Josephine was no exception. It was expected of every ‘Grande dame’ to have her own distinctive fan, to gracefully hold should the need arise. One should not go without! She would use it to communicate and express herself in ways that others could understand. This gave the fan even more importance as it was the ultimate means of expression without words, gestures or sound. It was also a wonderful way to only expose the eyes while covering the mouth. This may have been particularly useful and wise, considering that oral hygiene and pearly whites were not the norm back then. In Josephine’s case, she was known to always smile with her mouth closed because of her teeth’s less than favorable condition. The fan made it possible and very convenient for her to share a good hearty laugh in elegant fashion.
For your interest, here’s a version of the language of the fan:
1) THE FAN PLACED NEAR THE HEART: "You have won my love."
2) A CLOSED FAN TOUCHING THE RIGHT EYE: "When may I be allowed to see you?"
3) THE NUMBER OF STICKS SHOWN ANSWERED THE QUESTION: "At what hour?"
4) THREATENING MOVEMENTS WITH A FAN CLOSED: "Do not be so imprudent"
5) HALF-OPENED FAN PRESSED TO THE LIPS: "You may kiss me."

■ **GOAL**
Answer these from the passage on Josephine and the fan above:
(a) Why was Josephine known to always smile with her mouth closed?
(b) What does a half-opened fan pressed to the lips say?
(c) Which question did the number of sticks shown answer?

■ **EXTRACTED DATA**
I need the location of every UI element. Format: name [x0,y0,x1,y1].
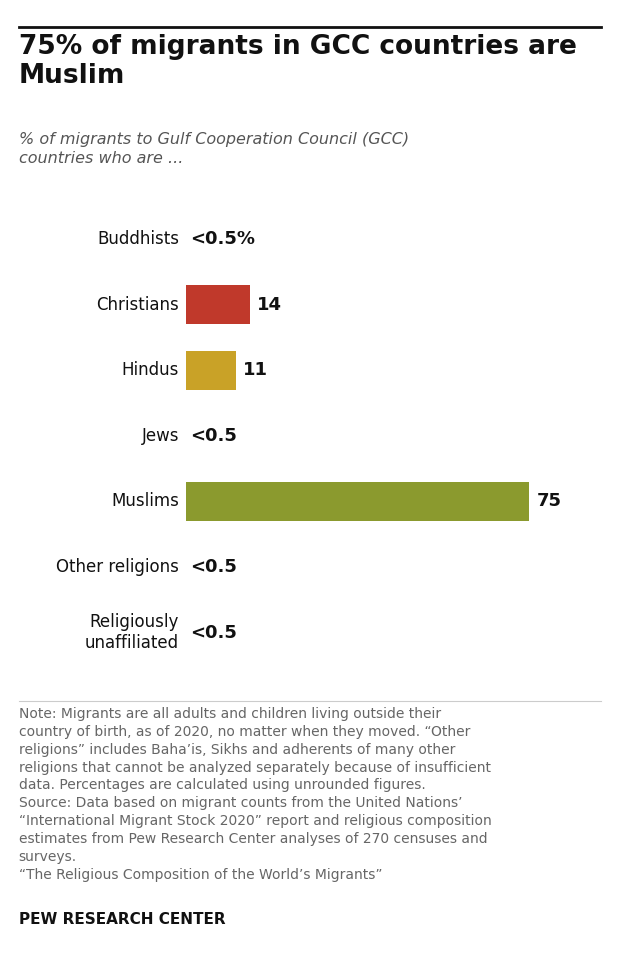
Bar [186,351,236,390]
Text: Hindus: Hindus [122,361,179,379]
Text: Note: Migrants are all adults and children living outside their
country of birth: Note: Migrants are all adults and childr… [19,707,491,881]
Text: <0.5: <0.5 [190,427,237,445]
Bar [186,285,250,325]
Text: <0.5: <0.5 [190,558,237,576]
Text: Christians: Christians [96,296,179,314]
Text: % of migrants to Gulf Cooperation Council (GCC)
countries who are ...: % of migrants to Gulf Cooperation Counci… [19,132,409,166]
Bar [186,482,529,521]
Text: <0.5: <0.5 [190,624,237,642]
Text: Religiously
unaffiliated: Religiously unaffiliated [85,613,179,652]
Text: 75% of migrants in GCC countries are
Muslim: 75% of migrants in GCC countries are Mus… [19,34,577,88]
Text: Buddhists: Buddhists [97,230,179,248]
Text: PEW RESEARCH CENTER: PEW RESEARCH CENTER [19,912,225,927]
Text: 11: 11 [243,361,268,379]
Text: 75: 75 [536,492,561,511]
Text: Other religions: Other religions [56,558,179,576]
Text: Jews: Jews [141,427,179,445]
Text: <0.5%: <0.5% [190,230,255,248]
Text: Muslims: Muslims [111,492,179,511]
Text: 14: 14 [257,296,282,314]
---
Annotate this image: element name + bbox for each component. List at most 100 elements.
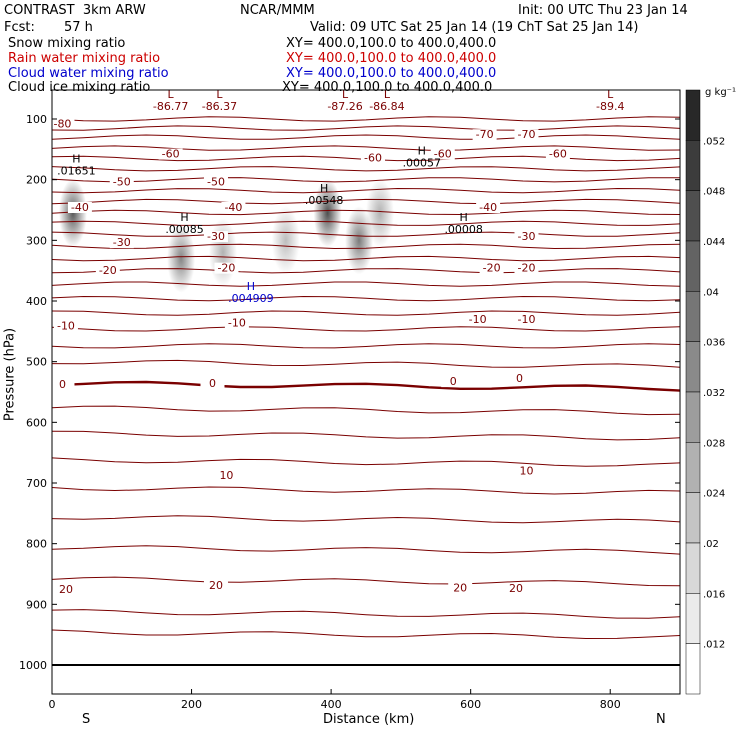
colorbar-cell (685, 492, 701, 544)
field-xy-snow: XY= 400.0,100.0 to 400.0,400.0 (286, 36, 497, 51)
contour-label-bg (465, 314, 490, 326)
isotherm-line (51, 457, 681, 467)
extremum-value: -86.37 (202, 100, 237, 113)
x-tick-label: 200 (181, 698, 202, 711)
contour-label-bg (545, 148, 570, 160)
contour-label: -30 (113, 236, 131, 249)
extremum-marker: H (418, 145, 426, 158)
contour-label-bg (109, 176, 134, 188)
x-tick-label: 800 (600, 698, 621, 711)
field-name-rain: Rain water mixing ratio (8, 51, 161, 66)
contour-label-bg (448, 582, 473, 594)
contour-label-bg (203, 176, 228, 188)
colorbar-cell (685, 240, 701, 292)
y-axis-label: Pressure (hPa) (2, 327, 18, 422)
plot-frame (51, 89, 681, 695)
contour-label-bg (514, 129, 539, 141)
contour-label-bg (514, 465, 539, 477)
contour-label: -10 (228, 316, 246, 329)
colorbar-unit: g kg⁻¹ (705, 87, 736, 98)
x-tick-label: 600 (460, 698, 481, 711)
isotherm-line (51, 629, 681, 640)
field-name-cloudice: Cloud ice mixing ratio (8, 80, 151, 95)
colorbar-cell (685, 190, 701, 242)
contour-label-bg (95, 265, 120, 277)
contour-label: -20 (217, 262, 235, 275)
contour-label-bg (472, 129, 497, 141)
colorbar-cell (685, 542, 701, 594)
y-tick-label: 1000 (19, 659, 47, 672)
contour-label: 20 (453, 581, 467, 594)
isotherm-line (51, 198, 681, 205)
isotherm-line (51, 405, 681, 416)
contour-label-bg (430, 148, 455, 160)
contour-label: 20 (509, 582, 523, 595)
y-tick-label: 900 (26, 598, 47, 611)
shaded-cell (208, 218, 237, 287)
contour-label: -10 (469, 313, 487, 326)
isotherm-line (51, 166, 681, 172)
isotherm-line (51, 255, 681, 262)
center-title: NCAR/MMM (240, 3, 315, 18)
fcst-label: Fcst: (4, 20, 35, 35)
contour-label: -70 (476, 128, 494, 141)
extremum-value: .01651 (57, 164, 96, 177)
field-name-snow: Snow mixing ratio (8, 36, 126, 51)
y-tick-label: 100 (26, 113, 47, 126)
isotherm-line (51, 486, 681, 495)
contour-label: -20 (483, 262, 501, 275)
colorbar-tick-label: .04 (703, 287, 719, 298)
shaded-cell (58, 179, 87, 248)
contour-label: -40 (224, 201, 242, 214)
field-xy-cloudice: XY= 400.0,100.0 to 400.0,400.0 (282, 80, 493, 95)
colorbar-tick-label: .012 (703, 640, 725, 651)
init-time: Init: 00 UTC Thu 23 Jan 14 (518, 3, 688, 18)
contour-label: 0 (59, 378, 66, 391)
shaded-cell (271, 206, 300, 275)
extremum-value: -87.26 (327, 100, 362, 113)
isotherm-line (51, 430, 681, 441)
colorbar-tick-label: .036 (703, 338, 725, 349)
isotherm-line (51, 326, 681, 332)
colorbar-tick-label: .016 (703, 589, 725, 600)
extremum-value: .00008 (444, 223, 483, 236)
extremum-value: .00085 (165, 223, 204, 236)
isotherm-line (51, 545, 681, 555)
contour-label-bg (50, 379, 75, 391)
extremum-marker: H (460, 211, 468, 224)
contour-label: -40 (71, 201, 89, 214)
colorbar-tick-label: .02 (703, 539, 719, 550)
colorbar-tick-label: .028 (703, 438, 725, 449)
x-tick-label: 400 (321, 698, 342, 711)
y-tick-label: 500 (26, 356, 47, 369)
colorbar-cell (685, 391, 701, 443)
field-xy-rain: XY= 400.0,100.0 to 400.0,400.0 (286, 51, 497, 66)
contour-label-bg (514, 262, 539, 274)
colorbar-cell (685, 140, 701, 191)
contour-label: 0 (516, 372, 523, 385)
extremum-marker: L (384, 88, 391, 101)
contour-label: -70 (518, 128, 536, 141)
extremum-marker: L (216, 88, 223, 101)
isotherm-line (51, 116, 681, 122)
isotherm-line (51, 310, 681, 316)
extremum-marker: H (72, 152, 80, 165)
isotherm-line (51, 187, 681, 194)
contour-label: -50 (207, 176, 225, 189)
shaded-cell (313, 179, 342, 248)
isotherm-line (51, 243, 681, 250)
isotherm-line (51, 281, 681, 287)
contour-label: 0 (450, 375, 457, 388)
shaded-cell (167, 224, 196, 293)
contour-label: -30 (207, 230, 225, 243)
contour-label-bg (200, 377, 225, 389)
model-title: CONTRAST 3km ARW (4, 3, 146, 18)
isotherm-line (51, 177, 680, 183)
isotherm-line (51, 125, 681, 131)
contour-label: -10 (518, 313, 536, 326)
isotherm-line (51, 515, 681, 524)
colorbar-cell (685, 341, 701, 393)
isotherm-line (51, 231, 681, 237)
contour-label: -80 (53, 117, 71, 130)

■ **THE RESPONSE**
(a) Because of her teeth's less than favorable condition.
(b) "You may kiss me."
(c) "At what hour?"